[Dataset rows about figures]
+ + +
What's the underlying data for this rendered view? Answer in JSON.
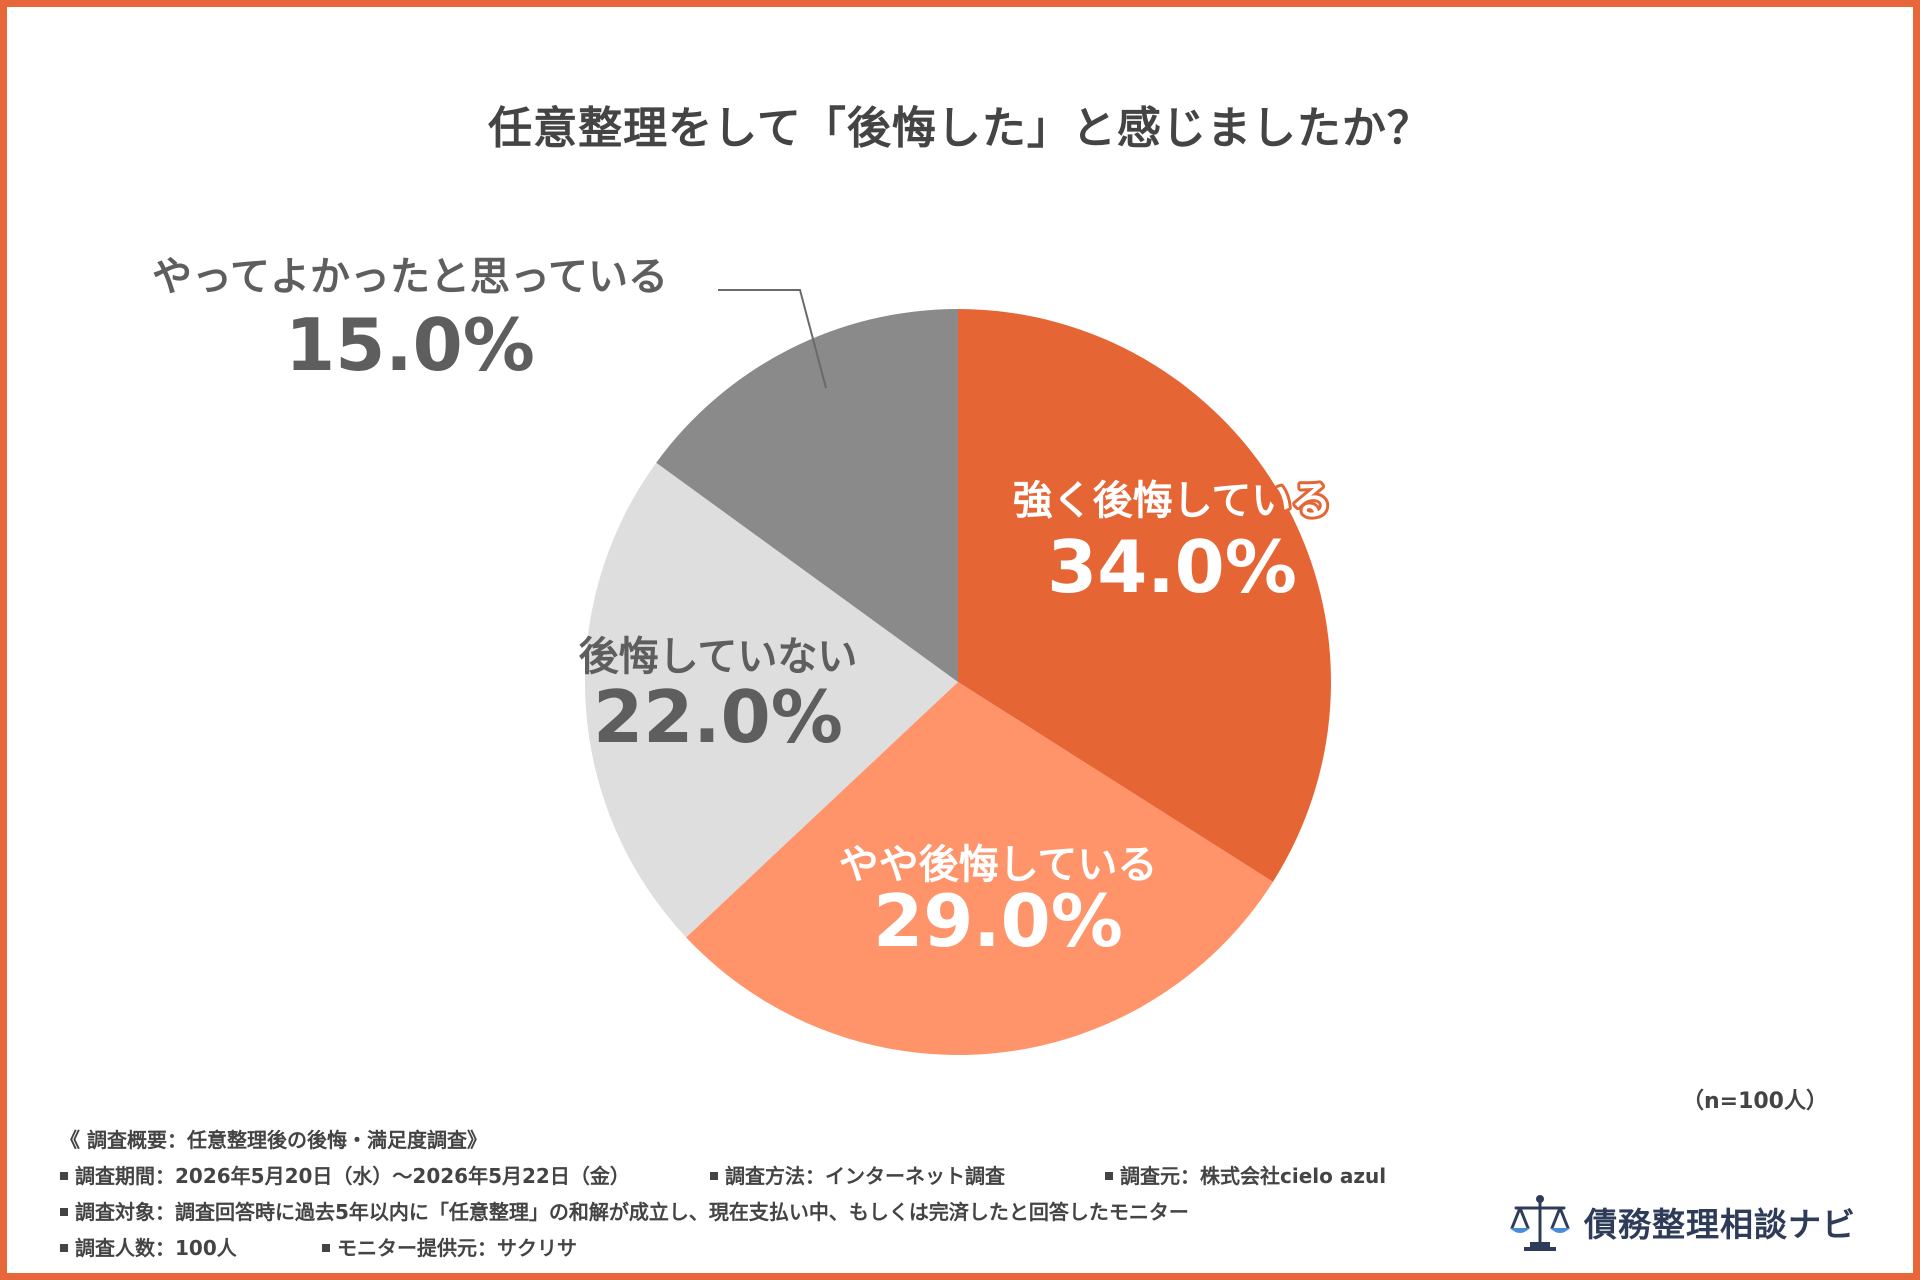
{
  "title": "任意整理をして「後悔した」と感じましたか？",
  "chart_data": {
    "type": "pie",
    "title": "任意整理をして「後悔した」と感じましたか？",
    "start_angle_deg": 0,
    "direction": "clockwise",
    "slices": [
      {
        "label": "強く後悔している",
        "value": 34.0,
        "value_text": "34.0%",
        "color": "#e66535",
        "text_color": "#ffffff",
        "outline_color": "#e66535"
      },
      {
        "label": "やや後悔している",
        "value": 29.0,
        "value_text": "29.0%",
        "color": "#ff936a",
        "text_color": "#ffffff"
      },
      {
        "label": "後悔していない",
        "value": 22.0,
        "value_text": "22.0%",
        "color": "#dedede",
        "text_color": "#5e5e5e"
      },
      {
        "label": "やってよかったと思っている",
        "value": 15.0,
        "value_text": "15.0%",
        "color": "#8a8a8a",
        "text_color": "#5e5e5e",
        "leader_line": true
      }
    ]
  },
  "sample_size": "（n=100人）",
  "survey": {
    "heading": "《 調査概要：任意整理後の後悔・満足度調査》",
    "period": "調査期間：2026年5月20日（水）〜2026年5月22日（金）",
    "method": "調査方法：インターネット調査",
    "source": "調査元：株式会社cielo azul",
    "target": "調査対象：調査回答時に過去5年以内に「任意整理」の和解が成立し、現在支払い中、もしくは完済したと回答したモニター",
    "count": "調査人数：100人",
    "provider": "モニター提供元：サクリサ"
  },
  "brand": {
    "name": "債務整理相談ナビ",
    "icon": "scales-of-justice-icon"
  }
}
+ + +
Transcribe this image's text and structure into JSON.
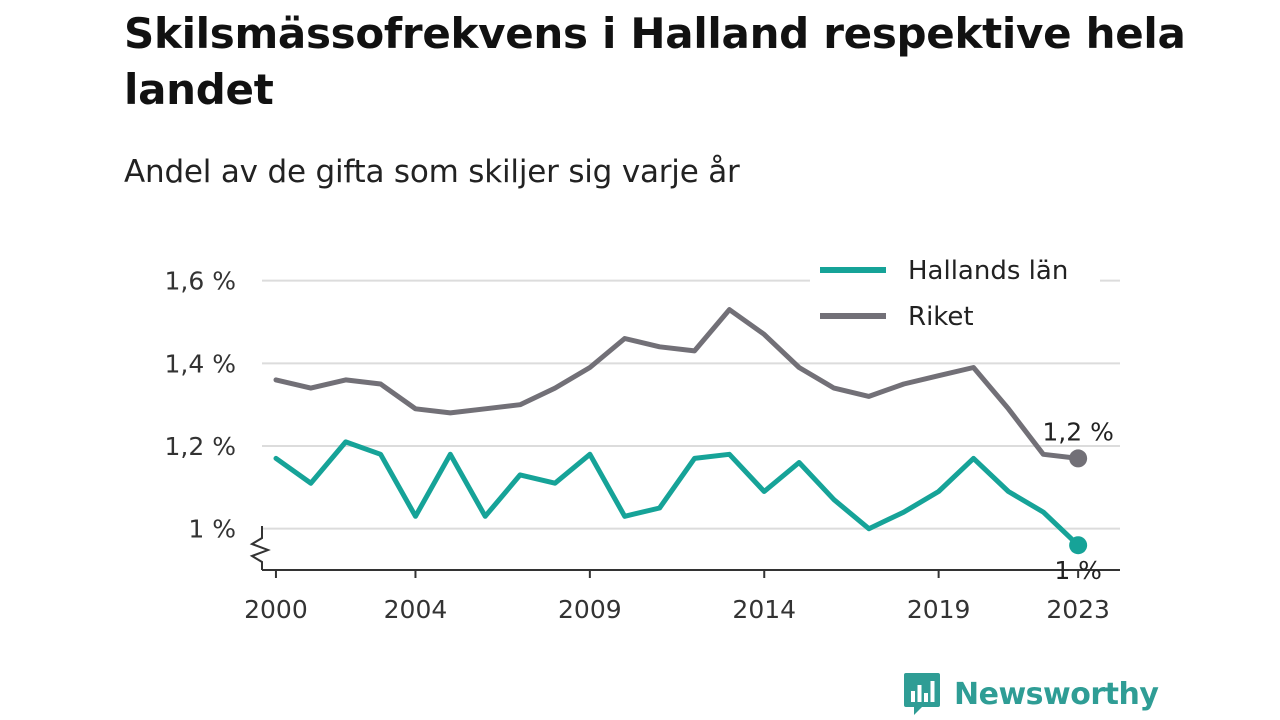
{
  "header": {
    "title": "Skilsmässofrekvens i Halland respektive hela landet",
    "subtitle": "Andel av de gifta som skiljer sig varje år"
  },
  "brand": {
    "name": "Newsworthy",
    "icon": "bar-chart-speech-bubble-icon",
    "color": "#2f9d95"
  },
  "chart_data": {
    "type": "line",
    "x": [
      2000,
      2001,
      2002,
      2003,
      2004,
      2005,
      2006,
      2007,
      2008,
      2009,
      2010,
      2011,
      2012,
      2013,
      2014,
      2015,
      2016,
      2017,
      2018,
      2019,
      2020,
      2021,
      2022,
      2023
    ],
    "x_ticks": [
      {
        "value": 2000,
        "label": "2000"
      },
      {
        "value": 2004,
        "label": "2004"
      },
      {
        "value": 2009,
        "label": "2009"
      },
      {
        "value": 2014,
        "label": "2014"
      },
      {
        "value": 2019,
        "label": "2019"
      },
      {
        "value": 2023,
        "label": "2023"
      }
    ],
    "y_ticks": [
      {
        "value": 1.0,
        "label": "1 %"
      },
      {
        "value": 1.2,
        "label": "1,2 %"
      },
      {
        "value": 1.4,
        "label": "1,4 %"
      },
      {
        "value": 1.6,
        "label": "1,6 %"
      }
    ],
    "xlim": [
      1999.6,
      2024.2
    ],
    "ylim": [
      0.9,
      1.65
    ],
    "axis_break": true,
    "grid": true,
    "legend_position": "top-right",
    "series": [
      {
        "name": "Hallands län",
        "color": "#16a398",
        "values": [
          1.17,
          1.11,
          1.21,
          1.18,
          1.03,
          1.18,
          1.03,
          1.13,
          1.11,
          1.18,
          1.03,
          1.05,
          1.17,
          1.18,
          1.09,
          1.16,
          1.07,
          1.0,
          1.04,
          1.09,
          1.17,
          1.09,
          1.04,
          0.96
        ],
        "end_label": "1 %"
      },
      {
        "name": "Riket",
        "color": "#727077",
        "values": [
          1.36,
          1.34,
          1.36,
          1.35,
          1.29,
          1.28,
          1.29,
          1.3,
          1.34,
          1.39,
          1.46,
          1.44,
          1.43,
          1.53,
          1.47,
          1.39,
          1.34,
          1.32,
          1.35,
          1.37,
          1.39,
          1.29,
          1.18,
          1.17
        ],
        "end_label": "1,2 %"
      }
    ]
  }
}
+ + +
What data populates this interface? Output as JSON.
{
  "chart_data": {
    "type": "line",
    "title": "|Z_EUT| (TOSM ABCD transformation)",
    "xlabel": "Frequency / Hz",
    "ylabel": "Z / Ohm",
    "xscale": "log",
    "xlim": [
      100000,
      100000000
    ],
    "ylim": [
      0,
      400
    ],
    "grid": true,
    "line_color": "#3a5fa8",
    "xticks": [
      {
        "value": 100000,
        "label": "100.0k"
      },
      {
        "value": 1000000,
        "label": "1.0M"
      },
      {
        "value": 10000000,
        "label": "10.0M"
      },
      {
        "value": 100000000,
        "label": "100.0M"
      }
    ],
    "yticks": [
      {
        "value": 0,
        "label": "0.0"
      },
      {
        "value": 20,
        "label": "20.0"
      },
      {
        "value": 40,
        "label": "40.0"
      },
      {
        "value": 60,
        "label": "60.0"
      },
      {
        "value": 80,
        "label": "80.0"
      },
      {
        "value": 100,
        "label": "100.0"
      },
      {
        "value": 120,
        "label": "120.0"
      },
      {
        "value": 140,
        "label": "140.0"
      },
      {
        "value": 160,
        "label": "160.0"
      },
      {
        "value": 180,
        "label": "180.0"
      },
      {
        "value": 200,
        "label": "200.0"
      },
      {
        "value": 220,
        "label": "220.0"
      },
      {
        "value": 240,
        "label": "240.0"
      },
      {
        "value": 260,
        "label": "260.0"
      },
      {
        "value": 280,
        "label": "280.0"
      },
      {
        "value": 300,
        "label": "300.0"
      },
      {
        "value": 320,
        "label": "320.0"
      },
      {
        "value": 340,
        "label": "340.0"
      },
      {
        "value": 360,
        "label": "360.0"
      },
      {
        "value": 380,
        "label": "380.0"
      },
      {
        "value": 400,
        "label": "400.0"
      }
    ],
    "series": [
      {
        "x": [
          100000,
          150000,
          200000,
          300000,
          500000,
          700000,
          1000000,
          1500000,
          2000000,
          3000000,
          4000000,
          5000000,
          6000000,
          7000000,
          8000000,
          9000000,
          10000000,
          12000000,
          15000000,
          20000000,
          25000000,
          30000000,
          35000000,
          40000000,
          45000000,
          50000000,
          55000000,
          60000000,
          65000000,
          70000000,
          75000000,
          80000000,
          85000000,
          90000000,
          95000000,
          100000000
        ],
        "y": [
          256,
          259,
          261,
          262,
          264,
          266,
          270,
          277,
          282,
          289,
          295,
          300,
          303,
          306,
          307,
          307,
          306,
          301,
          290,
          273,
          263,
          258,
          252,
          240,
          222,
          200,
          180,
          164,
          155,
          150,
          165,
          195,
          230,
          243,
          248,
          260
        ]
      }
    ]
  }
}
+ + +
### Exercise requirements
Gather each line holding the string "name".

### Correct output
    "name": "債務整理相談ナビ",
    "name": "Newsworthy",
        "name": "Hallands län",
        "name": "Riket",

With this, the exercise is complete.